_Prompt:_ What follows is a block of records; reproduce all of it verbatim.

_Dataset extract:_

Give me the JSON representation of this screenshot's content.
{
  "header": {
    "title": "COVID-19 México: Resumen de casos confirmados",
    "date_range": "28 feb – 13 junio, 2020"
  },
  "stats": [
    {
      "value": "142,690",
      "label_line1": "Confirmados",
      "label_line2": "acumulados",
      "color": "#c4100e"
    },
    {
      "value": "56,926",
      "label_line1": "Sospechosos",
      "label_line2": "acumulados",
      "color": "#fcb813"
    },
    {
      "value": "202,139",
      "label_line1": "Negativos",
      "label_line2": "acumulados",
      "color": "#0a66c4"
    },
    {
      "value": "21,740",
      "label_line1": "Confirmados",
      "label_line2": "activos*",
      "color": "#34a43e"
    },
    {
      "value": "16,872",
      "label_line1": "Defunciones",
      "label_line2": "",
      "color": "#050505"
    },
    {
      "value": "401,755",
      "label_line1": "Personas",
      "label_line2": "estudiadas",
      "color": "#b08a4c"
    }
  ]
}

_Answer to the problem:_
Give me the JSON representation of this screenshot's content.
{
  "header": {
    "title": "COVID-19 México: Resumen de casos confirmados",
    "date_range": "28 feb – 13 junio, 2020"
  },
  "stats": [
    {
      "value": "142,690",
      "label_line1": "Confirmados",
      "label_line2": "acumulados",
      "color": "#c4100e"
    },
    {
      "value": "56,926",
      "label_line1": "Sospechosos",
      "label_line2": "acumulados",
      "color": "#fcb813"
    },
    {
      "value": "202,139",
      "label_line1": "Negativos",
      "label_line2": "acumulados",
      "color": "#0a66c4"
    },
    {
      "value": "21,740",
      "label_line1": "Confirmados",
      "label_line2": "activos*",
      "color": "#34a43e"
    },
    {
      "value": "16,872",
      "label_line1": "Defunciones",
      "label_line2": "",
      "color": "#050505"
    },
    {
      "value": "401,755",
      "label_line1": "Personas",
      "label_line2": "estudiadas",
      "color": "#b08a4c"
    }
  ]
}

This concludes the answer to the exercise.